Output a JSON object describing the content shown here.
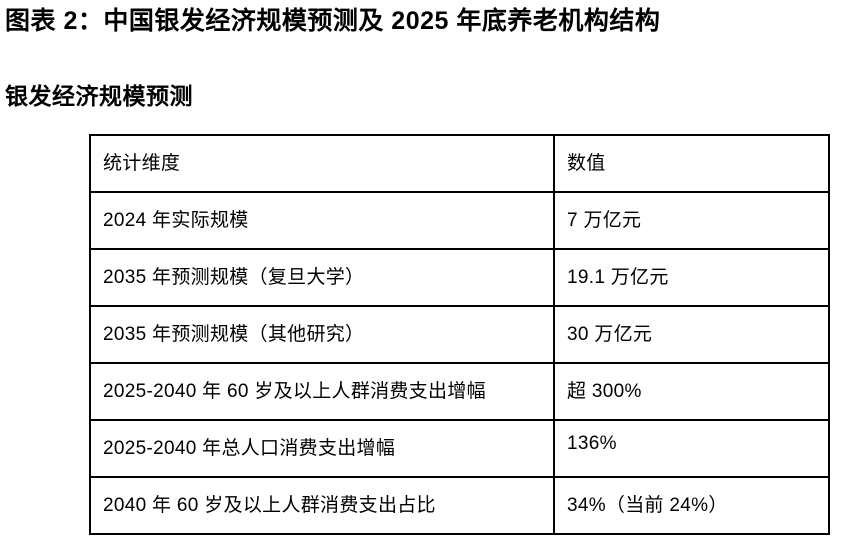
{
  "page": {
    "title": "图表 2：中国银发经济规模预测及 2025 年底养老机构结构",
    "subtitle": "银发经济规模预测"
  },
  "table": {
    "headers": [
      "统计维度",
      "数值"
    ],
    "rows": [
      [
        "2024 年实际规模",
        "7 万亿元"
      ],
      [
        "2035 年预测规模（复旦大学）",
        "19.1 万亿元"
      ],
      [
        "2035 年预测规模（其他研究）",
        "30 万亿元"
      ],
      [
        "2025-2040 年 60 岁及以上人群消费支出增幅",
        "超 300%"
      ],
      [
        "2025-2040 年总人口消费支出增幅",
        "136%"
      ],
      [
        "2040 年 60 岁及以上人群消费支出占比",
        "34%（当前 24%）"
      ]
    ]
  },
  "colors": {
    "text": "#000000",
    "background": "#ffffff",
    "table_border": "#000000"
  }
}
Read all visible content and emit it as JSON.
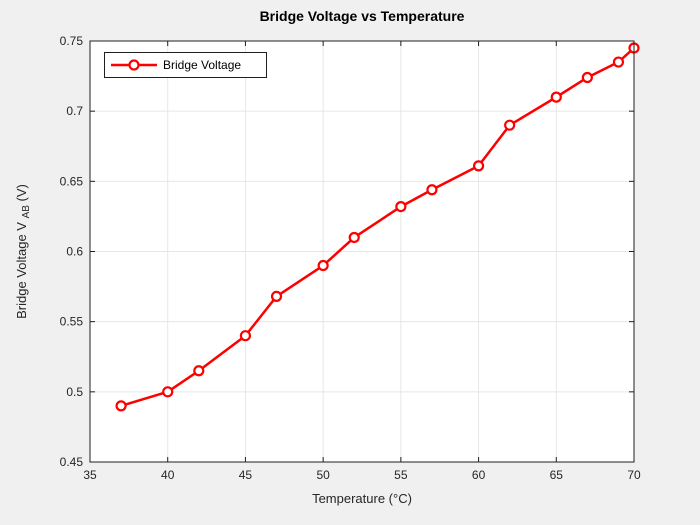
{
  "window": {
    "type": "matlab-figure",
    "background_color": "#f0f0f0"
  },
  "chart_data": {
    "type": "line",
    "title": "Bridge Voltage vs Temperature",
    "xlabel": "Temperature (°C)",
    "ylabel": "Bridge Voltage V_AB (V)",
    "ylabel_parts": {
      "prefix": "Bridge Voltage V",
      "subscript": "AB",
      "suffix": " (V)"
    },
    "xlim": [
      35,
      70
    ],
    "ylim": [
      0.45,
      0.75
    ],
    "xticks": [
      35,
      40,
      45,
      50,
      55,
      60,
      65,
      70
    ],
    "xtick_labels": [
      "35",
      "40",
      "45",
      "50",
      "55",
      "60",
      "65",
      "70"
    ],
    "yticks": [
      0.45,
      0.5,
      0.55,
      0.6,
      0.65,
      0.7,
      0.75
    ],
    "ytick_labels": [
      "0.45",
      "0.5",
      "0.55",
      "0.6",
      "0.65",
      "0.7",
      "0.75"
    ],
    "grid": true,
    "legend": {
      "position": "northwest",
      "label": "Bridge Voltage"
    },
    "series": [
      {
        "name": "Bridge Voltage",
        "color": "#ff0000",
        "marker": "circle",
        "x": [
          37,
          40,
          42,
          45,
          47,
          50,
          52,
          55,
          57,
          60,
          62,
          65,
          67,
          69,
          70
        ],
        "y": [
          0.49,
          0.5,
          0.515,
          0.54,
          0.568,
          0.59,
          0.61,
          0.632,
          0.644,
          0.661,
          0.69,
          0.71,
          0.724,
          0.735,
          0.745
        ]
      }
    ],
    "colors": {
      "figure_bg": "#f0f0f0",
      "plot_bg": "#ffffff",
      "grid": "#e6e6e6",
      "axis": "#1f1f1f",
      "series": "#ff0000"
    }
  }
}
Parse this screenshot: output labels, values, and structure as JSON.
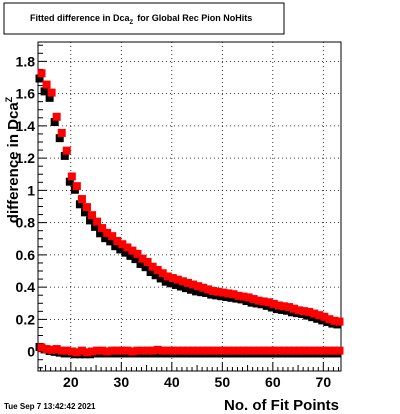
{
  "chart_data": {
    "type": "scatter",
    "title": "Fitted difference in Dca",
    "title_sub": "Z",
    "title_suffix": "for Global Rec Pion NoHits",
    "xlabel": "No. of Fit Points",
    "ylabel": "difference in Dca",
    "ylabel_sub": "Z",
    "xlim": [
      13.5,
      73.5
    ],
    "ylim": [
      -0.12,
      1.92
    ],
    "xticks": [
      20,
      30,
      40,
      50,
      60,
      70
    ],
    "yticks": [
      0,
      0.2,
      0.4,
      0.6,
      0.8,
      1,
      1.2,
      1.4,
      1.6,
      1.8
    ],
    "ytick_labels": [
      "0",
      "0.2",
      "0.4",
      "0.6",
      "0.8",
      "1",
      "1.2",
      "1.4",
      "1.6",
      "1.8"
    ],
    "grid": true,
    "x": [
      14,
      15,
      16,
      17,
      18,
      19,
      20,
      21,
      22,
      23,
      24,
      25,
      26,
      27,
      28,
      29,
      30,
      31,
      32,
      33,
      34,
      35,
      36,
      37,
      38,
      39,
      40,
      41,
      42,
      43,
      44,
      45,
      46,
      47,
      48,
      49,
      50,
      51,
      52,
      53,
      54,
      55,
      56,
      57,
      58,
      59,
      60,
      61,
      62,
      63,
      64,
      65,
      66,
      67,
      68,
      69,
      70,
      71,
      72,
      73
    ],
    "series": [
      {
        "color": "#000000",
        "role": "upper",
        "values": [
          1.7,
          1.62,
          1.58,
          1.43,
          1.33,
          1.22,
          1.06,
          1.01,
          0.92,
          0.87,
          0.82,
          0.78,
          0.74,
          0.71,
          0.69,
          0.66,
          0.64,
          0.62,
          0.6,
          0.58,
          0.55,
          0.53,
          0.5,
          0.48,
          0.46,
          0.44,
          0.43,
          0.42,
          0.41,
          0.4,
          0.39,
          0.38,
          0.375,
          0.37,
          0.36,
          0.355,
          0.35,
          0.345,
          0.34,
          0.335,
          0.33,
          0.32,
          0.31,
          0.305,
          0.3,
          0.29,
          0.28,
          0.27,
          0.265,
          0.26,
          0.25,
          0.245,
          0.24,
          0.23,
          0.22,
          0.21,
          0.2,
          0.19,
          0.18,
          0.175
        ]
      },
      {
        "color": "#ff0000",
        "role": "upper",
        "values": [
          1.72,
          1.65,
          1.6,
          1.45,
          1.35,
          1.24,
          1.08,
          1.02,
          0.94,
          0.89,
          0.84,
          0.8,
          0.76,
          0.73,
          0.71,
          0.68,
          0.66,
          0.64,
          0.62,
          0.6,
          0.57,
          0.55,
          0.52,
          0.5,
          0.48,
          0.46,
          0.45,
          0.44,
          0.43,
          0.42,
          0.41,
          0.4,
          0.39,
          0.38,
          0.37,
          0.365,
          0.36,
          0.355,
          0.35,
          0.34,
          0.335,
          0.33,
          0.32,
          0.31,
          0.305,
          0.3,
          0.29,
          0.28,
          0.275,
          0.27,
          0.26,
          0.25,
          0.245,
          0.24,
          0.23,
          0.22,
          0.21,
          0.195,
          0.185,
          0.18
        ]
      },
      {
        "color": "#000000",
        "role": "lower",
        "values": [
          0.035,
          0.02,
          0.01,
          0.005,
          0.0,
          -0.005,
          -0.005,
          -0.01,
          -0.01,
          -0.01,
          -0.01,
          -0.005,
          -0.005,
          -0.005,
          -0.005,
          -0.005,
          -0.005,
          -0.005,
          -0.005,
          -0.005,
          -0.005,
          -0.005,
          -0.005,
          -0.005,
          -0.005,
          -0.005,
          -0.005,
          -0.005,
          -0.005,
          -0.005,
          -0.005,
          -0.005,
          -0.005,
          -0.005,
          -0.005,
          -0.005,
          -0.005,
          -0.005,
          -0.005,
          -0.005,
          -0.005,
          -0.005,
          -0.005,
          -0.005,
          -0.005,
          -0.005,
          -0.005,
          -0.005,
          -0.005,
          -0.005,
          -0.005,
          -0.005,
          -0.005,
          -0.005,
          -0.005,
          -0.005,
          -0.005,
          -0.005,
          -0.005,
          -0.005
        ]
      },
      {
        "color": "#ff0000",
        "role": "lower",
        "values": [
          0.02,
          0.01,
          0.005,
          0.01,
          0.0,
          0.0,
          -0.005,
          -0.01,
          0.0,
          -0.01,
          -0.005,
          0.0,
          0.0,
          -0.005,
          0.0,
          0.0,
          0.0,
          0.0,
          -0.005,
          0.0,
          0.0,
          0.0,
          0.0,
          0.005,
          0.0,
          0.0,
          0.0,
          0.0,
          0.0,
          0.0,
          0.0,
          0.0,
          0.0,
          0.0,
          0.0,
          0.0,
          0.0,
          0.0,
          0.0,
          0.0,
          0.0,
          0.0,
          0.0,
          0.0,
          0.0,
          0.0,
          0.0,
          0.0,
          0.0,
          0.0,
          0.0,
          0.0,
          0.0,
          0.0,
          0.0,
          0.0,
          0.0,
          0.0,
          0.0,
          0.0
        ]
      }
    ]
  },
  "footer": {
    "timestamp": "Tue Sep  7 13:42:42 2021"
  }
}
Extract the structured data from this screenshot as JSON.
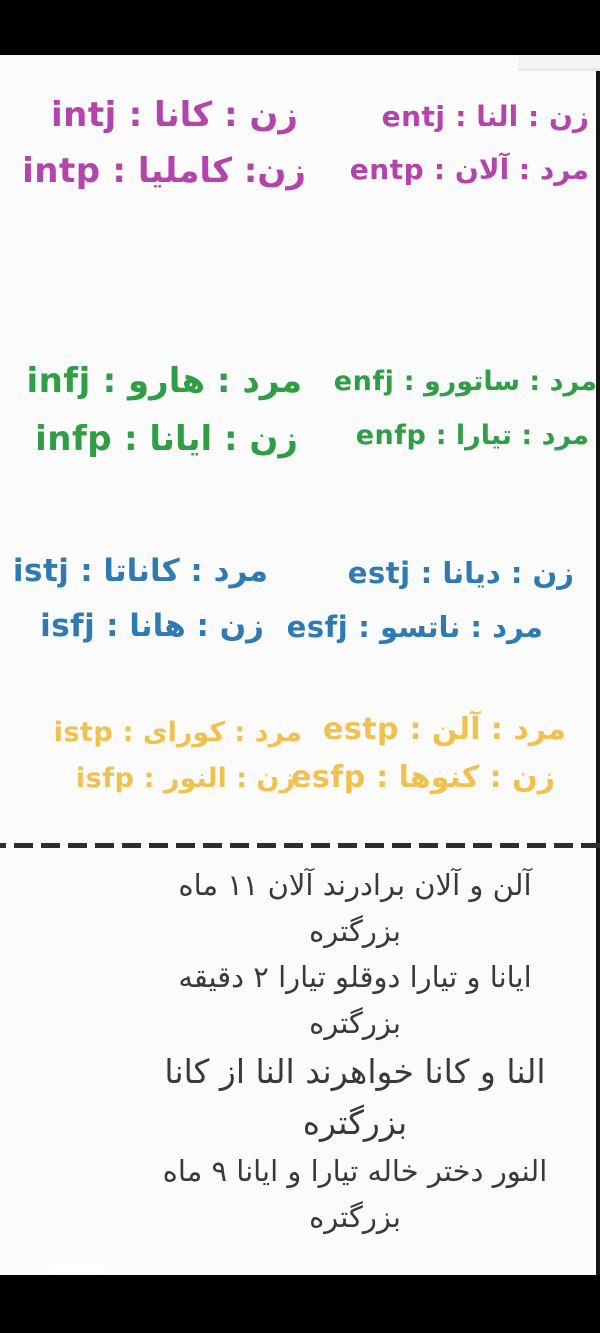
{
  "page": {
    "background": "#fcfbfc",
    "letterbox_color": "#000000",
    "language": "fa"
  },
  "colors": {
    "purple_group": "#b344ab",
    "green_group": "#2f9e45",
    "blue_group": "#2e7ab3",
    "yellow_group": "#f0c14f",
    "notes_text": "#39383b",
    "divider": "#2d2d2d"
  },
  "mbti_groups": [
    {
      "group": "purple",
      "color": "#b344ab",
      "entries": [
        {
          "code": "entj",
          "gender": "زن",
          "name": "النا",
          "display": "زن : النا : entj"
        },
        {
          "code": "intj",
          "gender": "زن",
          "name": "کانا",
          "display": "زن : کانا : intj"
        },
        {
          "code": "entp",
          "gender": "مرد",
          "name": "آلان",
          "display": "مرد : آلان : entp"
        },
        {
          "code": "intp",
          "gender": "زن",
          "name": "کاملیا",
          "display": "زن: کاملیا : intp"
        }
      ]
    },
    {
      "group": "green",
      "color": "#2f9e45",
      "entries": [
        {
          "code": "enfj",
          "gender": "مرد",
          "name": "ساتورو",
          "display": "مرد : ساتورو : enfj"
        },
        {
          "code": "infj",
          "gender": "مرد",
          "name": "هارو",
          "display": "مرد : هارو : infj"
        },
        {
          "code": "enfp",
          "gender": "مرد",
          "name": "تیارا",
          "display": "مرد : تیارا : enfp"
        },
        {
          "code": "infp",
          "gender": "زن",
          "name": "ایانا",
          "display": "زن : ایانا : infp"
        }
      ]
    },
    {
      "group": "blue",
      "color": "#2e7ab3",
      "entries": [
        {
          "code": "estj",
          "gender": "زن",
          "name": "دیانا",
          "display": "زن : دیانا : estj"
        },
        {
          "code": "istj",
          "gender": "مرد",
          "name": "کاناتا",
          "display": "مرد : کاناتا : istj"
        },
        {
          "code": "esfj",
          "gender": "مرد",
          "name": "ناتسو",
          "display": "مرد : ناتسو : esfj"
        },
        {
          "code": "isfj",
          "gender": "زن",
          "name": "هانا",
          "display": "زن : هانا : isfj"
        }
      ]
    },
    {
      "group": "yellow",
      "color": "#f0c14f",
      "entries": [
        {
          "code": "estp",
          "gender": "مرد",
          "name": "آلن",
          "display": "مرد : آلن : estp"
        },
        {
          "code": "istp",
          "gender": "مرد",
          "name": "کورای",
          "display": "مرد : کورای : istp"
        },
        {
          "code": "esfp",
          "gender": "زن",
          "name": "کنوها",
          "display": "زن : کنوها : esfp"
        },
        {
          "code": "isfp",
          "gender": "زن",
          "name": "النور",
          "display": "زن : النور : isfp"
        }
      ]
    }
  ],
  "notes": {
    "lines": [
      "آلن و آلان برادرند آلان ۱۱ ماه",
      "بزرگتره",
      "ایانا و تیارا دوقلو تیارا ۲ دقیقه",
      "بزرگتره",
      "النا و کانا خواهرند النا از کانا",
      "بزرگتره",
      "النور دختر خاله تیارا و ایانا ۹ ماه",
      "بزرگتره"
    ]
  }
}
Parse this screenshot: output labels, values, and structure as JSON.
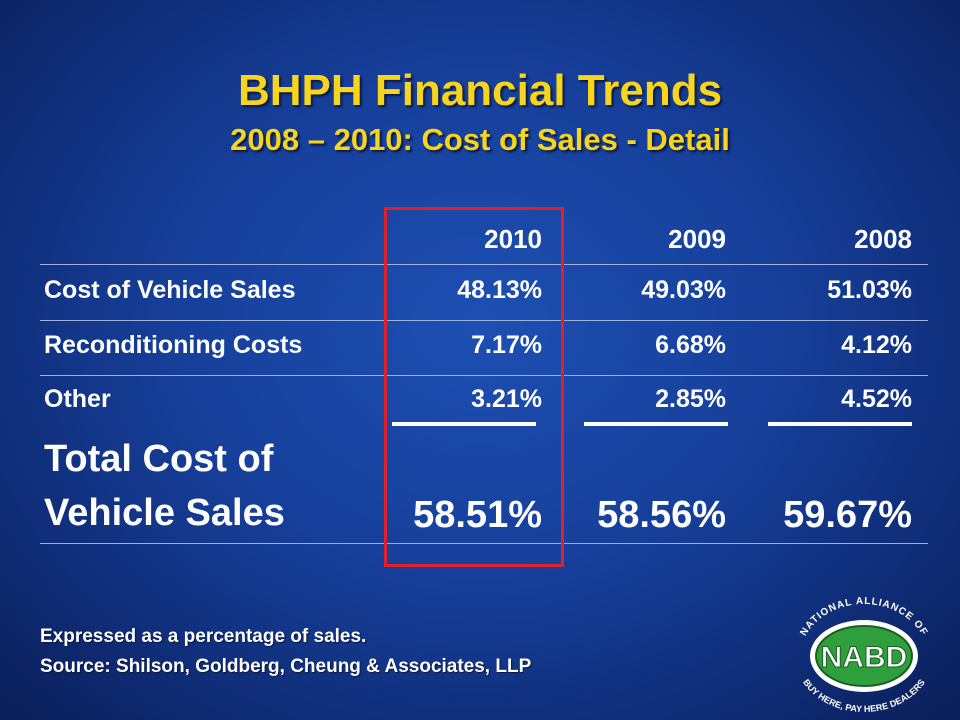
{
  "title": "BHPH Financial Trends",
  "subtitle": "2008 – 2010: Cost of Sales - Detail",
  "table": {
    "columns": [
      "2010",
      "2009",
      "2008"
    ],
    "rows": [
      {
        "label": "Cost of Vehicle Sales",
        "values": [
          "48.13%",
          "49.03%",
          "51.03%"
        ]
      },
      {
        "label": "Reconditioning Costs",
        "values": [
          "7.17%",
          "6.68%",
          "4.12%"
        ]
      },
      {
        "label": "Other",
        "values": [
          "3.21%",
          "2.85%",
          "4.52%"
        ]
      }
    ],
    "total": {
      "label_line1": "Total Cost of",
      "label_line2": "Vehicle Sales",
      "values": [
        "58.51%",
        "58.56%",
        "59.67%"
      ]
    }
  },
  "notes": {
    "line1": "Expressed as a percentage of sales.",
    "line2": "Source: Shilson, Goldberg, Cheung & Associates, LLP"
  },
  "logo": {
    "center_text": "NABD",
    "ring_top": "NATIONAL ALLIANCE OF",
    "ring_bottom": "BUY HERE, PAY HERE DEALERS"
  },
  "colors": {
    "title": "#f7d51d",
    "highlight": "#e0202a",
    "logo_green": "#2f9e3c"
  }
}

__WHAT YOU ARE ASKED TO DO__. Only the number is wanted: how many lines of the material contain the word "xlabel"?

__THE COMPLETED TASK__. 2